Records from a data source
↓↓↓
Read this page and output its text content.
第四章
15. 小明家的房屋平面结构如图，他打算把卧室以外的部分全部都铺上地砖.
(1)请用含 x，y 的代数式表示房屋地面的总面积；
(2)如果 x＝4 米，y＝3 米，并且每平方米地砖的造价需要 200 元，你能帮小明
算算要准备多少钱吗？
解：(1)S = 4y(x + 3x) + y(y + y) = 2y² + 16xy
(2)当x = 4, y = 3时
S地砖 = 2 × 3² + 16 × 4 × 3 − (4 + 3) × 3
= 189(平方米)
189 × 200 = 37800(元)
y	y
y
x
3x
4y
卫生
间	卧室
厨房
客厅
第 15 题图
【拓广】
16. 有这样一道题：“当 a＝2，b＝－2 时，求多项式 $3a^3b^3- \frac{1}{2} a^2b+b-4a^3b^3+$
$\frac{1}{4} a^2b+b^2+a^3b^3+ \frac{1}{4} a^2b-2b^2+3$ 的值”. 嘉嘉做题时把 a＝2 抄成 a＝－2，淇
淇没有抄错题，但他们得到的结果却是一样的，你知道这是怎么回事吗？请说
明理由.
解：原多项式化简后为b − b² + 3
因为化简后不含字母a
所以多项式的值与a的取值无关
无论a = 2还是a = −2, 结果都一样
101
↑↑↑
* EXERCISE GOAL *
Repeat the records above in full, character for character.

* COMPLETED TASK *
Read this page and output its text content.
第四章
15. 小明家的房屋平面结构如图，他打算把卧室以外的部分全部都铺上地砖.
(1)请用含 x，y 的代数式表示房屋地面的总面积；
(2)如果 x＝4 米，y＝3 米，并且每平方米地砖的造价需要 200 元，你能帮小明
算算要准备多少钱吗？
解：(1)S = 4y(x + 3x) + y(y + y) = 2y² + 16xy
(2)当x = 4, y = 3时
S地砖 = 2 × 3² + 16 × 4 × 3 − (4 + 3) × 3
= 189(平方米)
189 × 200 = 37800(元)
y	y
y
x
3x
4y
卫生
间	卧室
厨房
客厅
第 15 题图
【拓广】
16. 有这样一道题：“当 a＝2，b＝－2 时，求多项式 $3a^3b^3- \frac{1}{2} a^2b+b-4a^3b^3+$
$\frac{1}{4} a^2b+b^2+a^3b^3+ \frac{1}{4} a^2b-2b^2+3$ 的值”. 嘉嘉做题时把 a＝2 抄成 a＝－2，淇
淇没有抄错题，但他们得到的结果却是一样的，你知道这是怎么回事吗？请说
明理由.
解：原多项式化简后为b − b² + 3
因为化简后不含字母a
所以多项式的值与a的取值无关
无论a = 2还是a = −2, 结果都一样
101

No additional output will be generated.